Task data ::
□ □ □
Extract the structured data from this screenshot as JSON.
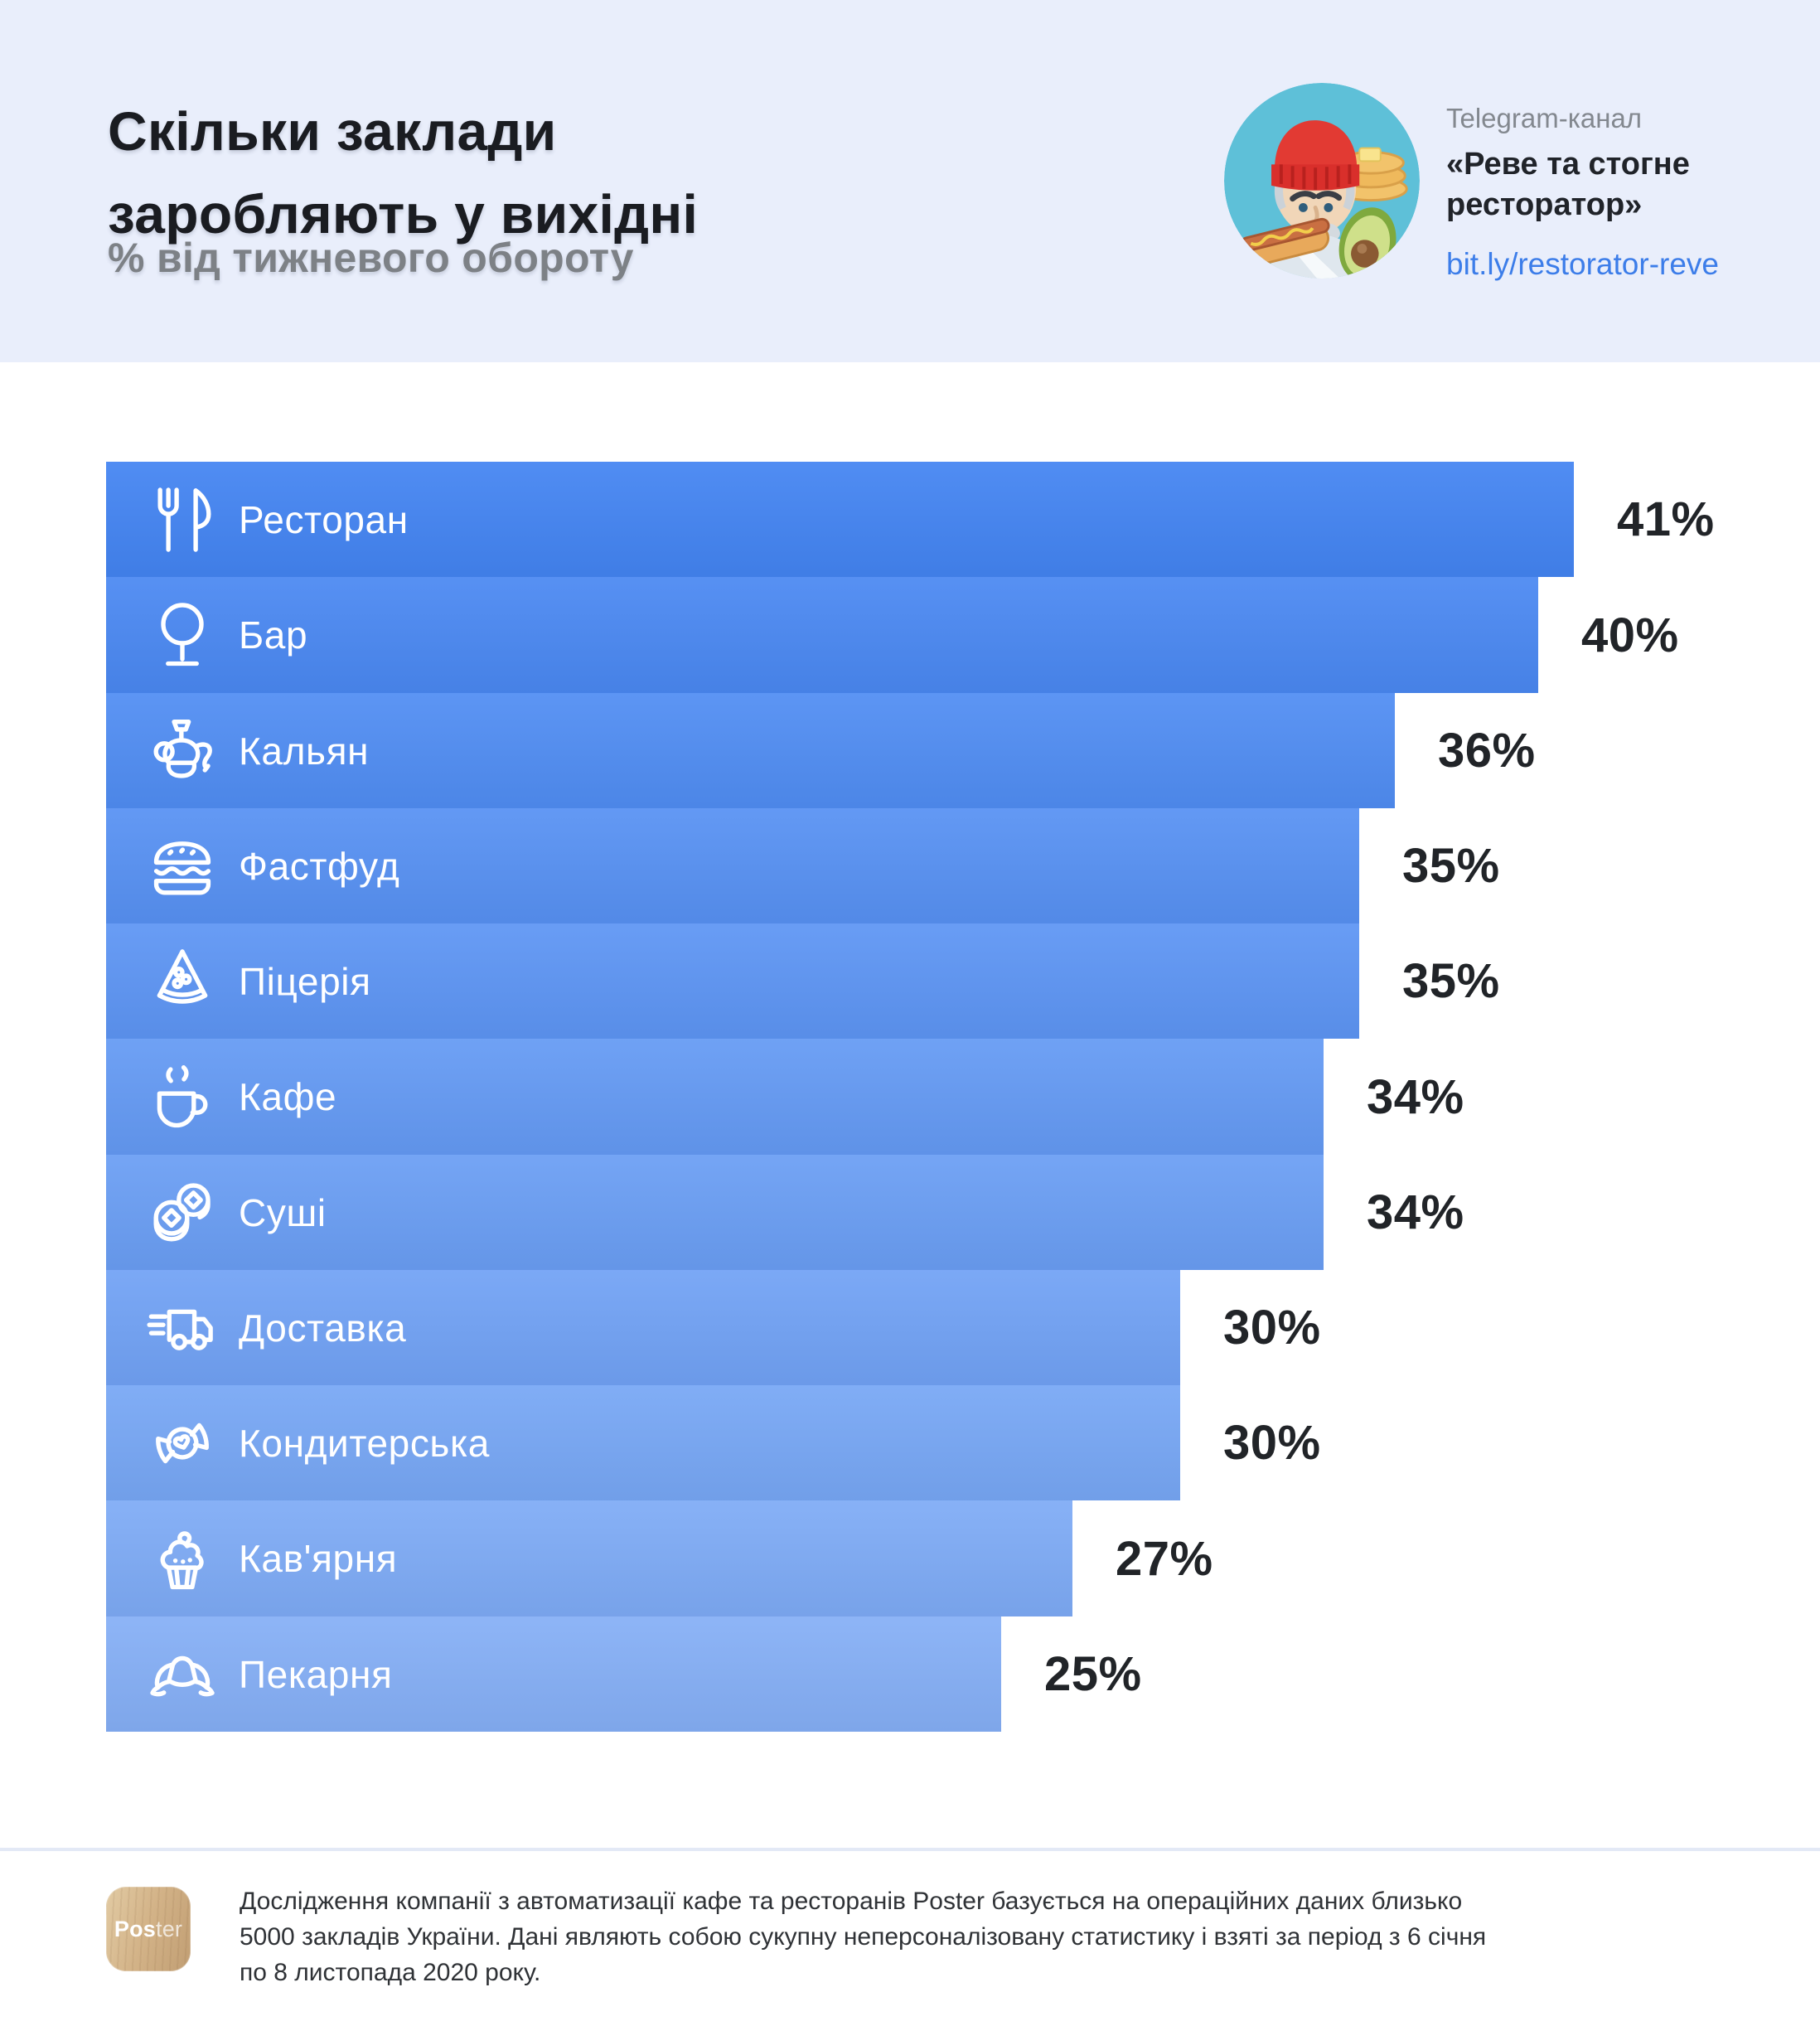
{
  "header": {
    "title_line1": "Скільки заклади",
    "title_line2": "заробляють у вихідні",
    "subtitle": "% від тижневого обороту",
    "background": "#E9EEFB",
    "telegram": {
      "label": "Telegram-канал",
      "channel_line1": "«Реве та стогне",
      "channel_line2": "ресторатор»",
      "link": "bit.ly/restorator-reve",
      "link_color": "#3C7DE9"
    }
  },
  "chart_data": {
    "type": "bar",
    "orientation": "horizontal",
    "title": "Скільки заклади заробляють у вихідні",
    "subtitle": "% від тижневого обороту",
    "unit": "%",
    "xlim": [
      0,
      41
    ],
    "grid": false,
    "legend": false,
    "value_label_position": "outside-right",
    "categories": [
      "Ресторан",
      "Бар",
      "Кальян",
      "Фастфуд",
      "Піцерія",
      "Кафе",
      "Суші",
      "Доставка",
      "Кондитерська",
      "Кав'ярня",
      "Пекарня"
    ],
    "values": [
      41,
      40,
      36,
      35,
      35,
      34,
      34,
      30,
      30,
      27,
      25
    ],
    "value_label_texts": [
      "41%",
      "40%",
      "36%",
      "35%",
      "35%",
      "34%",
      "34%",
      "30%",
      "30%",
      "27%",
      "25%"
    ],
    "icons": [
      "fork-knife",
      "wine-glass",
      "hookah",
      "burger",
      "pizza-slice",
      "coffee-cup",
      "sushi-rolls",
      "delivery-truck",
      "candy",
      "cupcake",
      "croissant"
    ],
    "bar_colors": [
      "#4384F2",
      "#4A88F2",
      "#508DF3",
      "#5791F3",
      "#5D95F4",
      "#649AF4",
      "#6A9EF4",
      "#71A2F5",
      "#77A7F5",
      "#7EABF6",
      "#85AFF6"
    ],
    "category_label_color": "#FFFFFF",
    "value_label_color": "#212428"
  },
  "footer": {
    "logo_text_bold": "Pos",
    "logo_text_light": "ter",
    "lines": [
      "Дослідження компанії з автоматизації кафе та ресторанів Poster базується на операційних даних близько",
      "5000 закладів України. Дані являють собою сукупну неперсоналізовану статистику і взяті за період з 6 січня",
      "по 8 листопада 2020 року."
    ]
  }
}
□ □ □
Problem to solve :: Check each line of the data above for the string "заробляють", then report how many lines have it, with no other words.

Response :: 2